>> Begin

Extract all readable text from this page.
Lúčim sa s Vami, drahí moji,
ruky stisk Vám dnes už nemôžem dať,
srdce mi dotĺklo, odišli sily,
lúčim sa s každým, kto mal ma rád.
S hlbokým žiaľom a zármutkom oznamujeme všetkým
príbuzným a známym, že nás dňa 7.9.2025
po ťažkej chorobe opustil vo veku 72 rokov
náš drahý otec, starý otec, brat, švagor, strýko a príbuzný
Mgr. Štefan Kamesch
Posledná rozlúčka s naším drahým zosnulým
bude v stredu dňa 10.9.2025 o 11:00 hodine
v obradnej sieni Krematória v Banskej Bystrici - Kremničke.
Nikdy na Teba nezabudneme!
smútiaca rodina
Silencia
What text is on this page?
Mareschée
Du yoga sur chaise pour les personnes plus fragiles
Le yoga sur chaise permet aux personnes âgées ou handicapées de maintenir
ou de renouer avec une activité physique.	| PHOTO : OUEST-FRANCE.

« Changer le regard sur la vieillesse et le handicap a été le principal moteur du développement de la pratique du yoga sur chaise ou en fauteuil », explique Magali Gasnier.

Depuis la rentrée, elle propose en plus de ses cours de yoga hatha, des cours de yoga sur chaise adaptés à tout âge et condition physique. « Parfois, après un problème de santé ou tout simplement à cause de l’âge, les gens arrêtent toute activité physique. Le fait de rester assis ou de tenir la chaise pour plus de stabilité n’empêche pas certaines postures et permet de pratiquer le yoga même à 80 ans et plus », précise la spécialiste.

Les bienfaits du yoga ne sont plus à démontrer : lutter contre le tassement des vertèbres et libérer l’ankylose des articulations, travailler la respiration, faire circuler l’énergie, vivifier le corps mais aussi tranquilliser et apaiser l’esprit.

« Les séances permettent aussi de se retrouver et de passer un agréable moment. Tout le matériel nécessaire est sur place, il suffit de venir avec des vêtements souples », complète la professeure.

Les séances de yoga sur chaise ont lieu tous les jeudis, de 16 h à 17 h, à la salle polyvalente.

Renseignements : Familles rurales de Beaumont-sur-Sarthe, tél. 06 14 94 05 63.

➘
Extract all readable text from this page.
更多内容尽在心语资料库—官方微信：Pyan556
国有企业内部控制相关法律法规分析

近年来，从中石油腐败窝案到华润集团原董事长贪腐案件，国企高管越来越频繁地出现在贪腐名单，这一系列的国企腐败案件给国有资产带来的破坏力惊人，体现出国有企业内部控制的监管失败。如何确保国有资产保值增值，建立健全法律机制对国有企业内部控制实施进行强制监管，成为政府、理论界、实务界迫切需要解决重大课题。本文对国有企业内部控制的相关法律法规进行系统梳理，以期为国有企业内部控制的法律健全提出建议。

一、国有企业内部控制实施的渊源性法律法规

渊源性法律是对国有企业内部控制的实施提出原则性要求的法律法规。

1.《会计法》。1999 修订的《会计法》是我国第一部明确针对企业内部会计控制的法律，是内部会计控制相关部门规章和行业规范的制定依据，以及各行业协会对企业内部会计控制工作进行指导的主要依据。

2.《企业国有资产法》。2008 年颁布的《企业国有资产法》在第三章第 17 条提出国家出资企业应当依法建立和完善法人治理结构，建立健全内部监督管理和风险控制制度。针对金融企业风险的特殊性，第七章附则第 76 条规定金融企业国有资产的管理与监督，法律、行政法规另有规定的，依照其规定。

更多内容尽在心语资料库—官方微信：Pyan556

>> End

_PROBLEM_
Identify lines with the string "activité". Copy each one.

_THE COMPLETED TASK_
ou de renouer avec une activité physique.	| PHOTO : OUEST-FRANCE.
Depuis la rentrée, elle propose en plus de ses cours de yoga hatha, des cours de yoga sur chaise adaptés à tout âge et condition physique. « Parfois, après un problème de santé ou tout simplement à cause de l’âge, les gens arrêtent toute activité physique. Le fait de rester assis ou de tenir la chaise pour plus de stabilité n’empêche pas certaines postures et permet de pratiquer le yoga même à 80 ans et plus », précise la spécialiste.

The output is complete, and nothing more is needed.